**Figure collection entries:**
===============

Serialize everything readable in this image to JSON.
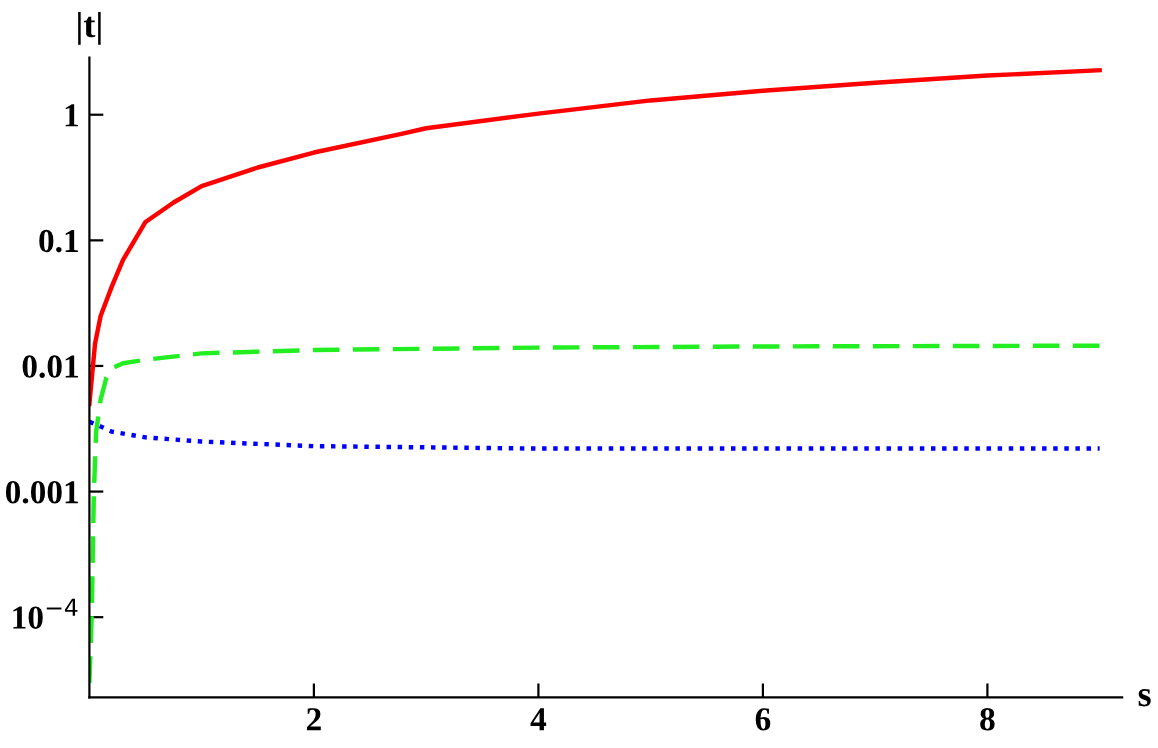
{
  "chart_data": {
    "type": "line",
    "xlabel": "s",
    "ylabel": "|t|",
    "log": "y",
    "grid": false,
    "legend": false,
    "xlim": [
      0,
      9.2
    ],
    "xticks": [
      2,
      4,
      6,
      8
    ],
    "ylim": [
      2.3e-05,
      2.85
    ],
    "yticks": [
      {
        "value": 0.0001,
        "label": "10$^{−4}$"
      },
      0.001,
      0.01,
      0.1,
      1
    ],
    "series": [
      {
        "color": "#ff0000",
        "line_style": "solid",
        "x": [
          0,
          0.05,
          0.1,
          0.2,
          0.3,
          0.5,
          0.75,
          1,
          1.5,
          2,
          2.77,
          3,
          4,
          5,
          6,
          7,
          8,
          9
        ],
        "values": [
          0.005,
          0.015,
          0.025,
          0.043,
          0.07,
          0.14,
          0.2,
          0.27,
          0.38,
          0.5,
          0.7,
          0.78,
          1.02,
          1.3,
          1.55,
          1.8,
          2.05,
          2.26
        ]
      },
      {
        "color": "#22ee22",
        "line_style": "dashed",
        "x": [
          0,
          0.02,
          0.04,
          0.06,
          0.1,
          0.15,
          0.2,
          0.3,
          0.5,
          1,
          2,
          4,
          6,
          9
        ],
        "values": [
          3e-05,
          0.0001,
          0.001,
          0.003,
          0.0054,
          0.008,
          0.0096,
          0.0105,
          0.0112,
          0.0126,
          0.0134,
          0.014,
          0.0143,
          0.0145
        ]
      },
      {
        "color": "#0000ff",
        "line_style": "dotted",
        "x": [
          0,
          0.1,
          0.2,
          0.5,
          1,
          2,
          4,
          9
        ],
        "values": [
          0.0036,
          0.0033,
          0.003,
          0.0027,
          0.0025,
          0.0023,
          0.0022,
          0.0022
        ]
      }
    ]
  }
}
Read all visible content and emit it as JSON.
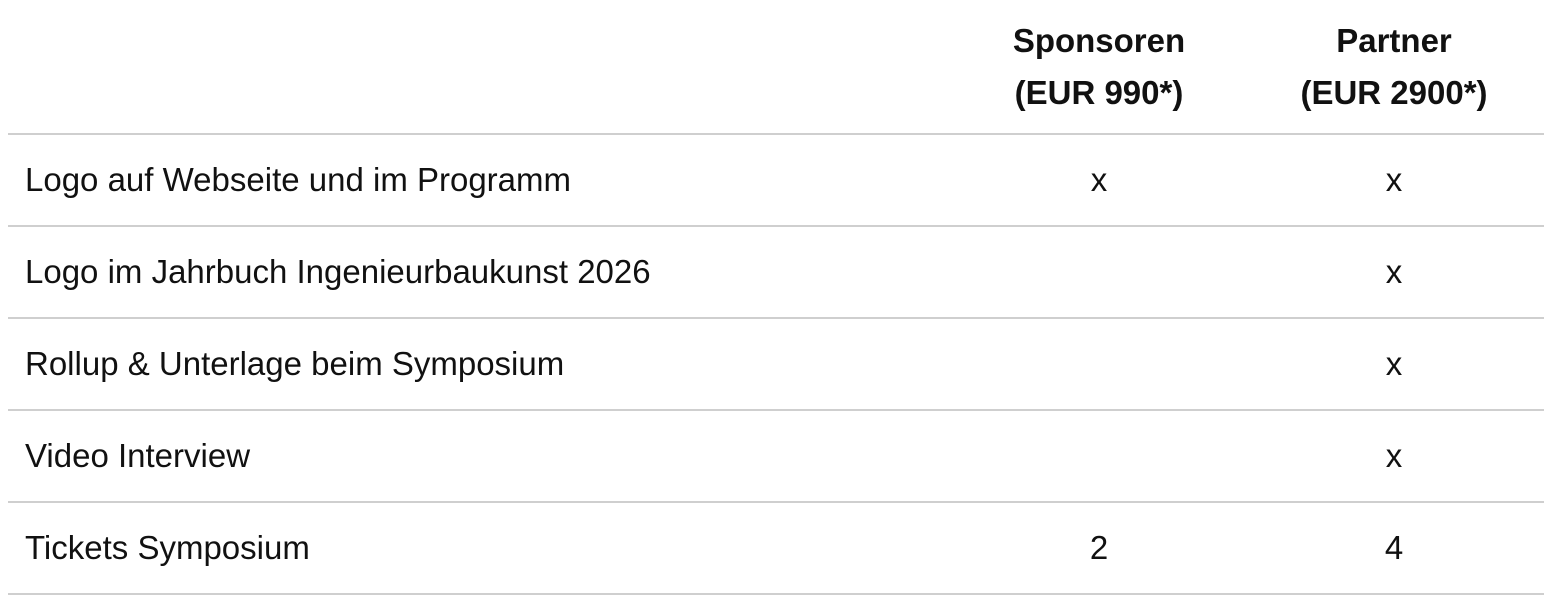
{
  "table": {
    "headers": [
      {
        "line1": "",
        "line2": ""
      },
      {
        "line1": "Sponsoren",
        "line2": "(EUR 990*)"
      },
      {
        "line1": "Partner",
        "line2": "(EUR 2900*)"
      }
    ],
    "rows": [
      {
        "feature": "Logo auf Webseite und im Programm",
        "sponsoren": "x",
        "partner": "x"
      },
      {
        "feature": "Logo im Jahrbuch Ingenieurbaukunst 2026",
        "sponsoren": "",
        "partner": "x"
      },
      {
        "feature": "Rollup & Unterlage beim Symposium",
        "sponsoren": "",
        "partner": "x"
      },
      {
        "feature": "Video Interview",
        "sponsoren": "",
        "partner": "x"
      },
      {
        "feature": "Tickets Symposium",
        "sponsoren": "2",
        "partner": "4"
      }
    ]
  }
}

===============

**The problem:** Display every line of the listing that contains the string "Logo".

**Response:**
        "feature": "Logo auf Webseite und im Programm",
        "feature": "Logo im Jahrbuch Ingenieurbaukunst 2026",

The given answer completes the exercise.